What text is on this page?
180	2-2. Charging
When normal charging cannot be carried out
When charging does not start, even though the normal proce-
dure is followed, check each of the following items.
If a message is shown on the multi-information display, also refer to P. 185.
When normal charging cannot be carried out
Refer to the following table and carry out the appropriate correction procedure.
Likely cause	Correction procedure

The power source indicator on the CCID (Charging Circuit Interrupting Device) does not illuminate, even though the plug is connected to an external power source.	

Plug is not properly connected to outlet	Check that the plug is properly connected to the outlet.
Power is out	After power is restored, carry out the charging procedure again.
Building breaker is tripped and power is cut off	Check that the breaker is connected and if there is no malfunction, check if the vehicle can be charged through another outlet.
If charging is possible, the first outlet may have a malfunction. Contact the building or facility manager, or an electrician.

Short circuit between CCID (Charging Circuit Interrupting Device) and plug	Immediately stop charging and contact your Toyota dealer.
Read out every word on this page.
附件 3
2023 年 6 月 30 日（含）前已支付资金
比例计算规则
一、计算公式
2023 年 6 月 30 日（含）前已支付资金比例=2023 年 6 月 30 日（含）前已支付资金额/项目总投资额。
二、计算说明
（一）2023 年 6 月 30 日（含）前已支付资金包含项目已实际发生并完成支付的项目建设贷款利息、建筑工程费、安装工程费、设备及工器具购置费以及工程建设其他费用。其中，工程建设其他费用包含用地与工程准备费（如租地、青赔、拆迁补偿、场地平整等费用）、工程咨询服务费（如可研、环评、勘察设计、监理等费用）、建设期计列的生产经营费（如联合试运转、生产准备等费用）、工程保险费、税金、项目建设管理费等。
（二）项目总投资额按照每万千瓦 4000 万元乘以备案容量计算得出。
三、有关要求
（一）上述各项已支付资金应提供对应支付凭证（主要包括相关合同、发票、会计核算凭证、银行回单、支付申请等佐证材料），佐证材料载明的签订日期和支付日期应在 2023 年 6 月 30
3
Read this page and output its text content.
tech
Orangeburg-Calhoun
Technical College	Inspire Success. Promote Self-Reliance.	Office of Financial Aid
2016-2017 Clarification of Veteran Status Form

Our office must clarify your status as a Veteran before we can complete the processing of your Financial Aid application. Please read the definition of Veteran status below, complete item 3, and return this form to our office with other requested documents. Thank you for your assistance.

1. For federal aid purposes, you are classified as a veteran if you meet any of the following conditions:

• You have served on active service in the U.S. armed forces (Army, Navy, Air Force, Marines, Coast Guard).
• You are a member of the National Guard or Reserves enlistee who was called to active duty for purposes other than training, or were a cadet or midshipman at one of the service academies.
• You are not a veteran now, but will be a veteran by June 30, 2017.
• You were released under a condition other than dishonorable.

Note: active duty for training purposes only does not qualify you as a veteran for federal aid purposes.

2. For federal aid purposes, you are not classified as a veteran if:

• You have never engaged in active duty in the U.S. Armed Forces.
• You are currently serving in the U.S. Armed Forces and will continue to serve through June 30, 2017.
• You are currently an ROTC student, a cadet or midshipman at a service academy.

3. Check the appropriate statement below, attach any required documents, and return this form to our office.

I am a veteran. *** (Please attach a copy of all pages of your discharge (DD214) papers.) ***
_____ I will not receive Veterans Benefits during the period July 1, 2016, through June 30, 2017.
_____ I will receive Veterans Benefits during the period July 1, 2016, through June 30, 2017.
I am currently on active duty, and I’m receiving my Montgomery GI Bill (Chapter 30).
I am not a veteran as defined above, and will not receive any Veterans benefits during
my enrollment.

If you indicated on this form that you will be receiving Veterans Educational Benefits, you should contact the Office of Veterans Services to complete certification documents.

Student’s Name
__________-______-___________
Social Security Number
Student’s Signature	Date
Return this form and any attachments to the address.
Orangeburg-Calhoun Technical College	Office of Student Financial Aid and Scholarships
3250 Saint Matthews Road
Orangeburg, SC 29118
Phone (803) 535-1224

▶ _THE PROBLEM_
Your task is to print the whole listing again exactly.

▶ _FINISHED EXERCISE_
What text is on this page?
180	2-2. Charging
When normal charging cannot be carried out
When charging does not start, even though the normal proce-
dure is followed, check each of the following items.
If a message is shown on the multi-information display, also refer to P. 185.
When normal charging cannot be carried out
Refer to the following table and carry out the appropriate correction procedure.
Likely cause	Correction procedure

The power source indicator on the CCID (Charging Circuit Interrupting Device) does not illuminate, even though the plug is connected to an external power source.	

Plug is not properly connected to outlet	Check that the plug is properly connected to the outlet.
Power is out	After power is restored, carry out the charging procedure again.
Building breaker is tripped and power is cut off	Check that the breaker is connected and if there is no malfunction, check if the vehicle can be charged through another outlet.
If charging is possible, the first outlet may have a malfunction. Contact the building or facility manager, or an electrician.

Short circuit between CCID (Charging Circuit Interrupting Device) and plug	Immediately stop charging and contact your Toyota dealer.
Read out every word on this page.
附件 3
2023 年 6 月 30 日（含）前已支付资金
比例计算规则
一、计算公式
2023 年 6 月 30 日（含）前已支付资金比例=2023 年 6 月 30 日（含）前已支付资金额/项目总投资额。
二、计算说明
（一）2023 年 6 月 30 日（含）前已支付资金包含项目已实际发生并完成支付的项目建设贷款利息、建筑工程费、安装工程费、设备及工器具购置费以及工程建设其他费用。其中，工程建设其他费用包含用地与工程准备费（如租地、青赔、拆迁补偿、场地平整等费用）、工程咨询服务费（如可研、环评、勘察设计、监理等费用）、建设期计列的生产经营费（如联合试运转、生产准备等费用）、工程保险费、税金、项目建设管理费等。
（二）项目总投资额按照每万千瓦 4000 万元乘以备案容量计算得出。
三、有关要求
（一）上述各项已支付资金应提供对应支付凭证（主要包括相关合同、发票、会计核算凭证、银行回单、支付申请等佐证材料），佐证材料载明的签订日期和支付日期应在 2023 年 6 月 30
3
Read this page and output its text content.
tech
Orangeburg-Calhoun
Technical College	Inspire Success. Promote Self-Reliance.	Office of Financial Aid
2016-2017 Clarification of Veteran Status Form

Our office must clarify your status as a Veteran before we can complete the processing of your Financial Aid application. Please read the definition of Veteran status below, complete item 3, and return this form to our office with other requested documents. Thank you for your assistance.

1. For federal aid purposes, you are classified as a veteran if you meet any of the following conditions:

• You have served on active service in the U.S. armed forces (Army, Navy, Air Force, Marines, Coast Guard).
• You are a member of the National Guard or Reserves enlistee who was called to active duty for purposes other than training, or were a cadet or midshipman at one of the service academies.
• You are not a veteran now, but will be a veteran by June 30, 2017.
• You were released under a condition other than dishonorable.

Note: active duty for training purposes only does not qualify you as a veteran for federal aid purposes.

2. For federal aid purposes, you are not classified as a veteran if:

• You have never engaged in active duty in the U.S. Armed Forces.
• You are currently serving in the U.S. Armed Forces and will continue to serve through June 30, 2017.
• You are currently an ROTC student, a cadet or midshipman at a service academy.

3. Check the appropriate statement below, attach any required documents, and return this form to our office.

I am a veteran. *** (Please attach a copy of all pages of your discharge (DD214) papers.) ***
_____ I will not receive Veterans Benefits during the period July 1, 2016, through June 30, 2017.
_____ I will receive Veterans Benefits during the period July 1, 2016, through June 30, 2017.
I am currently on active duty, and I’m receiving my Montgomery GI Bill (Chapter 30).
I am not a veteran as defined above, and will not receive any Veterans benefits during
my enrollment.

If you indicated on this form that you will be receiving Veterans Educational Benefits, you should contact the Office of Veterans Services to complete certification documents.

Student’s Name
__________-______-___________
Social Security Number
Student’s Signature	Date
Return this form and any attachments to the address.
Orangeburg-Calhoun Technical College	Office of Student Financial Aid and Scholarships
3250 Saint Matthews Road
Orangeburg, SC 29118
Phone (803) 535-1224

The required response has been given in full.